◆ What the exercise asks ◆
Below are records to transcribe exactly, without their pictures.

*-*-*

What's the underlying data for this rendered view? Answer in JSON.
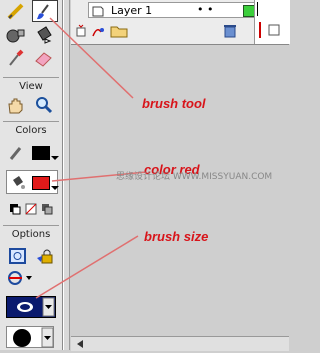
{
  "timeline": {
    "layer_name": "Layer 1",
    "layer_dots": "•  •"
  },
  "toolbox": {
    "view_label": "View",
    "colors_label": "Colors",
    "options_label": "Options",
    "fill_color": "#e01a1a",
    "stroke_color": "#000000"
  },
  "annotations": {
    "brush_tool": "brush tool",
    "color_red": "color red",
    "brush_size": "brush size"
  },
  "watermark": "思缘设计论坛  WWW.MISSYUAN.COM",
  "colors": {
    "annotation": "#d8141a",
    "line": "#e07070",
    "selected_shape": "#0a1a6e"
  }
}
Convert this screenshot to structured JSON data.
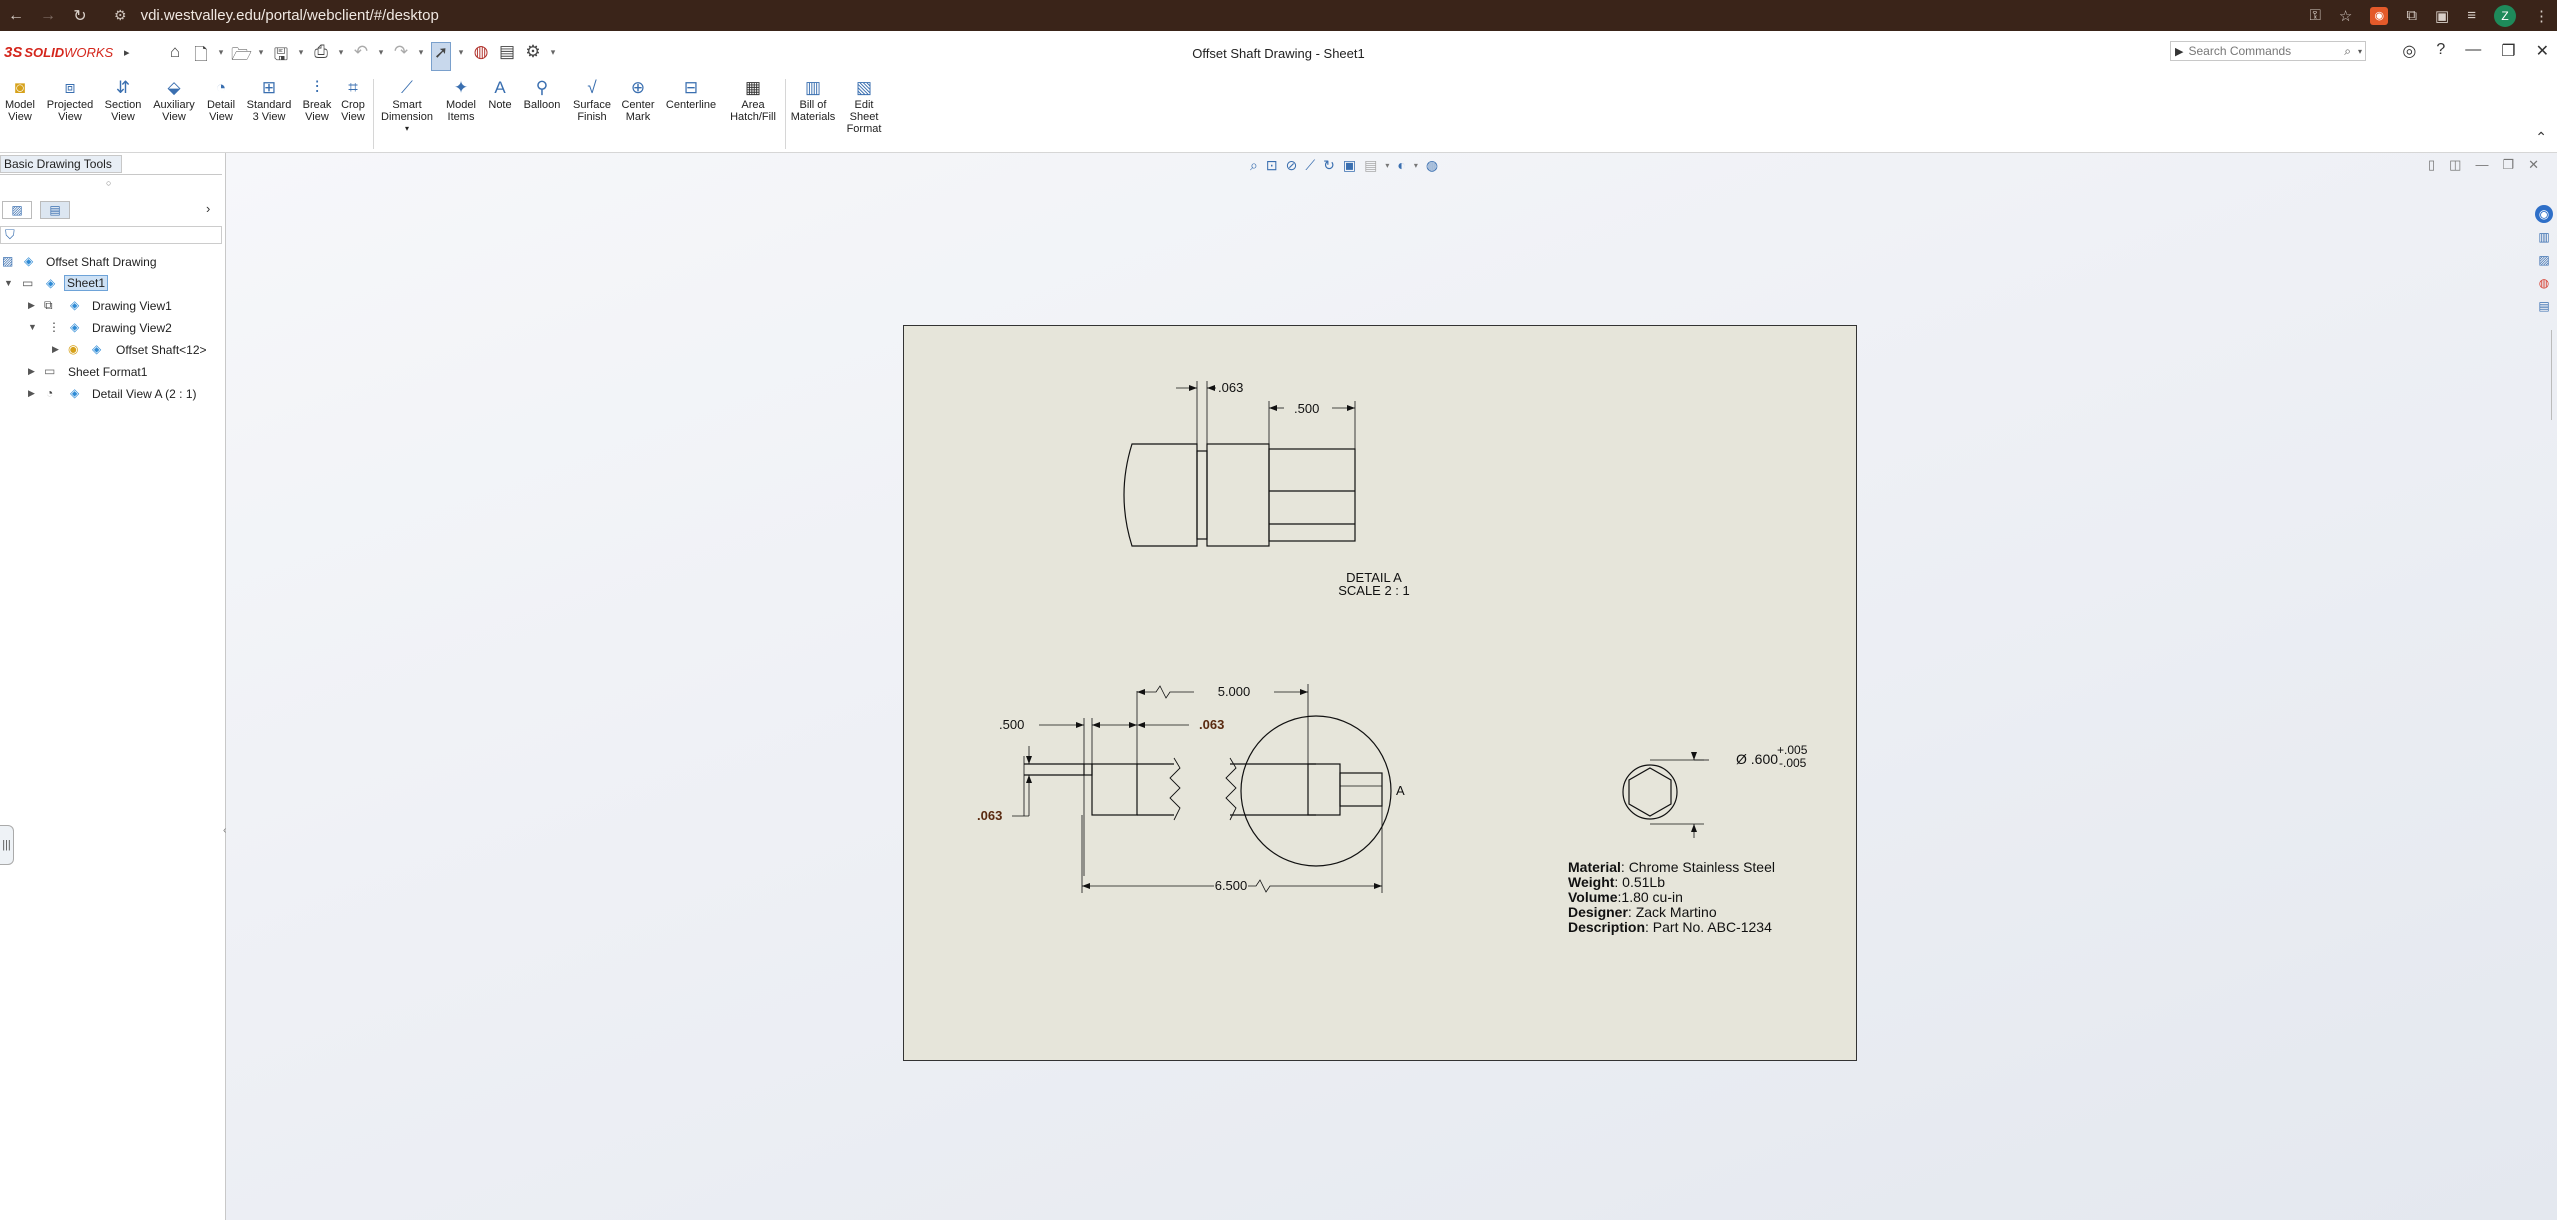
{
  "browser": {
    "url": "vdi.westvalley.edu/portal/webclient/#/desktop",
    "avatar_letter": "Z"
  },
  "app": {
    "logo_ds": "3S",
    "logo_solid": "SOLID",
    "logo_works": "WORKS",
    "doc_title": "Offset Shaft Drawing - Sheet1",
    "search_placeholder": "Search Commands"
  },
  "ribbon": [
    {
      "l1": "Model",
      "l2": "View"
    },
    {
      "l1": "Projected",
      "l2": "View"
    },
    {
      "l1": "Section",
      "l2": "View"
    },
    {
      "l1": "Auxiliary",
      "l2": "View"
    },
    {
      "l1": "Detail",
      "l2": "View"
    },
    {
      "l1": "Standard",
      "l2": "3 View"
    },
    {
      "l1": "Break",
      "l2": "View"
    },
    {
      "l1": "Crop",
      "l2": "View"
    },
    {
      "l1": "Smart",
      "l2": "Dimension"
    },
    {
      "l1": "Model",
      "l2": "Items"
    },
    {
      "l1": "Note",
      "l2": ""
    },
    {
      "l1": "Balloon",
      "l2": ""
    },
    {
      "l1": "Surface",
      "l2": "Finish"
    },
    {
      "l1": "Center",
      "l2": "Mark"
    },
    {
      "l1": "Centerline",
      "l2": ""
    },
    {
      "l1": "Area",
      "l2": "Hatch/Fill"
    },
    {
      "l1": "Bill of",
      "l2": "Materials"
    },
    {
      "l1": "Edit",
      "l2": "Sheet",
      "l3": "Format"
    }
  ],
  "left_panel": {
    "tab_label": "Basic Drawing Tools",
    "tree": [
      {
        "label": "Offset Shaft Drawing"
      },
      {
        "label": "Sheet1"
      },
      {
        "label": "Drawing View1"
      },
      {
        "label": "Drawing View2"
      },
      {
        "label": "Offset Shaft<12>"
      },
      {
        "label": "Sheet Format1"
      },
      {
        "label": "Detail View A (2 : 1)"
      }
    ]
  },
  "drawing": {
    "dims": {
      "top_063": ".063",
      "top_500": ".500",
      "left_500": ".500",
      "mid_063": ".063",
      "left_063": ".063",
      "top_5000": "5.000",
      "bottom_6500": "6.500",
      "dia": "Ø .600",
      "tol_plus": "+.005",
      "tol_minus": "-.005",
      "detail_letter": "A"
    },
    "detail_label": "DETAIL A",
    "detail_scale": "SCALE 2 : 1",
    "note": {
      "material_k": "Material",
      "material_v": ": Chrome Stainless Steel",
      "weight_k": "Weight",
      "weight_v": ": 0.51Lb",
      "volume_k": "Volume",
      "volume_v": ":1.80 cu-in",
      "designer_k": "Designer",
      "designer_v": ": Zack Martino",
      "description_k": "Description",
      "description_v": ": Part No. ABC-1234"
    }
  }
}
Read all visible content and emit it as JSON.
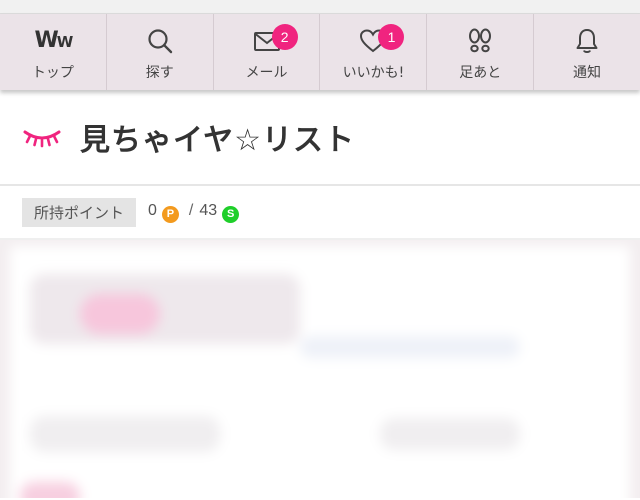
{
  "nav": {
    "items": [
      {
        "id": "top",
        "label": "トップ",
        "icon": "ww-logo-icon",
        "logo_big": "W",
        "logo_small": "W"
      },
      {
        "id": "search",
        "label": "探す",
        "icon": "search-icon"
      },
      {
        "id": "mail",
        "label": "メール",
        "icon": "mail-icon",
        "badge": "2"
      },
      {
        "id": "like",
        "label": "いいかも!",
        "icon": "heart-icon",
        "badge": "1"
      },
      {
        "id": "footprints",
        "label": "足あと",
        "icon": "footprints-icon"
      },
      {
        "id": "notify",
        "label": "通知",
        "icon": "bell-icon"
      }
    ]
  },
  "page": {
    "title": "見ちゃイヤ☆リスト",
    "title_icon": "closed-eye-icon"
  },
  "points": {
    "label": "所持ポイント",
    "p_value": "0",
    "p_coin": "P",
    "separator": "/",
    "s_value": "43",
    "s_coin": "S"
  },
  "colors": {
    "accent": "#f0247f",
    "nav_bg": "#ebe3e8",
    "coin_p": "#f39a1e",
    "coin_s": "#1fcf2a"
  }
}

*-*-*

◆ Task response ◆
What's the underlying data for this rendered view? Answer in JSON.
{
  "timeline": {
    "layer_name": "Layer 1",
    "layer_dots": "•  •"
  },
  "toolbox": {
    "view_label": "View",
    "colors_label": "Colors",
    "options_label": "Options",
    "fill_color": "#e01a1a",
    "stroke_color": "#000000"
  },
  "annotations": {
    "brush_tool": "brush tool",
    "color_red": "color red",
    "brush_size": "brush size"
  },
  "watermark": "思缘设计论坛  WWW.MISSYUAN.COM",
  "colors": {
    "annotation": "#d8141a",
    "line": "#e07070",
    "selected_shape": "#0a1a6e"
  }
}
Convert this screenshot to structured JSON data.
{
  "browser": {
    "url": "vdi.westvalley.edu/portal/webclient/#/desktop",
    "avatar_letter": "Z"
  },
  "app": {
    "logo_ds": "3S",
    "logo_solid": "SOLID",
    "logo_works": "WORKS",
    "doc_title": "Offset Shaft Drawing - Sheet1",
    "search_placeholder": "Search Commands"
  },
  "ribbon": [
    {
      "l1": "Model",
      "l2": "View"
    },
    {
      "l1": "Projected",
      "l2": "View"
    },
    {
      "l1": "Section",
      "l2": "View"
    },
    {
      "l1": "Auxiliary",
      "l2": "View"
    },
    {
      "l1": "Detail",
      "l2": "View"
    },
    {
      "l1": "Standard",
      "l2": "3 View"
    },
    {
      "l1": "Break",
      "l2": "View"
    },
    {
      "l1": "Crop",
      "l2": "View"
    },
    {
      "l1": "Smart",
      "l2": "Dimension"
    },
    {
      "l1": "Model",
      "l2": "Items"
    },
    {
      "l1": "Note",
      "l2": ""
    },
    {
      "l1": "Balloon",
      "l2": ""
    },
    {
      "l1": "Surface",
      "l2": "Finish"
    },
    {
      "l1": "Center",
      "l2": "Mark"
    },
    {
      "l1": "Centerline",
      "l2": ""
    },
    {
      "l1": "Area",
      "l2": "Hatch/Fill"
    },
    {
      "l1": "Bill of",
      "l2": "Materials"
    },
    {
      "l1": "Edit",
      "l2": "Sheet",
      "l3": "Format"
    }
  ],
  "left_panel": {
    "tab_label": "Basic Drawing Tools",
    "tree": [
      {
        "label": "Offset Shaft Drawing"
      },
      {
        "label": "Sheet1"
      },
      {
        "label": "Drawing View1"
      },
      {
        "label": "Drawing View2"
      },
      {
        "label": "Offset Shaft<12>"
      },
      {
        "label": "Sheet Format1"
      },
      {
        "label": "Detail View A (2 : 1)"
      }
    ]
  },
  "drawing": {
    "dims": {
      "top_063": ".063",
      "top_500": ".500",
      "left_500": ".500",
      "mid_063": ".063",
      "left_063": ".063",
      "top_5000": "5.000",
      "bottom_6500": "6.500",
      "dia": "Ø .600",
      "tol_plus": "+.005",
      "tol_minus": "-.005",
      "detail_letter": "A"
    },
    "detail_label": "DETAIL A",
    "detail_scale": "SCALE 2 : 1",
    "note": {
      "material_k": "Material",
      "material_v": ": Chrome Stainless Steel",
      "weight_k": "Weight",
      "weight_v": ": 0.51Lb",
      "volume_k": "Volume",
      "volume_v": ":1.80 cu-in",
      "designer_k": "Designer",
      "designer_v": ": Zack Martino",
      "description_k": "Description",
      "description_v": ": Part No. ABC-1234"
    }
  }
}
Read all visible content and emit it as JSON.
{
  "nav": {
    "items": [
      {
        "id": "top",
        "label": "トップ",
        "icon": "ww-logo-icon",
        "logo_big": "W",
        "logo_small": "W"
      },
      {
        "id": "search",
        "label": "探す",
        "icon": "search-icon"
      },
      {
        "id": "mail",
        "label": "メール",
        "icon": "mail-icon",
        "badge": "2"
      },
      {
        "id": "like",
        "label": "いいかも!",
        "icon": "heart-icon",
        "badge": "1"
      },
      {
        "id": "footprints",
        "label": "足あと",
        "icon": "footprints-icon"
      },
      {
        "id": "notify",
        "label": "通知",
        "icon": "bell-icon"
      }
    ]
  },
  "page": {
    "title": "見ちゃイヤ☆リスト",
    "title_icon": "closed-eye-icon"
  },
  "points": {
    "label": "所持ポイント",
    "p_value": "0",
    "p_coin": "P",
    "separator": "/",
    "s_value": "43",
    "s_coin": "S"
  },
  "colors": {
    "accent": "#f0247f",
    "nav_bg": "#ebe3e8",
    "coin_p": "#f39a1e",
    "coin_s": "#1fcf2a"
  }
}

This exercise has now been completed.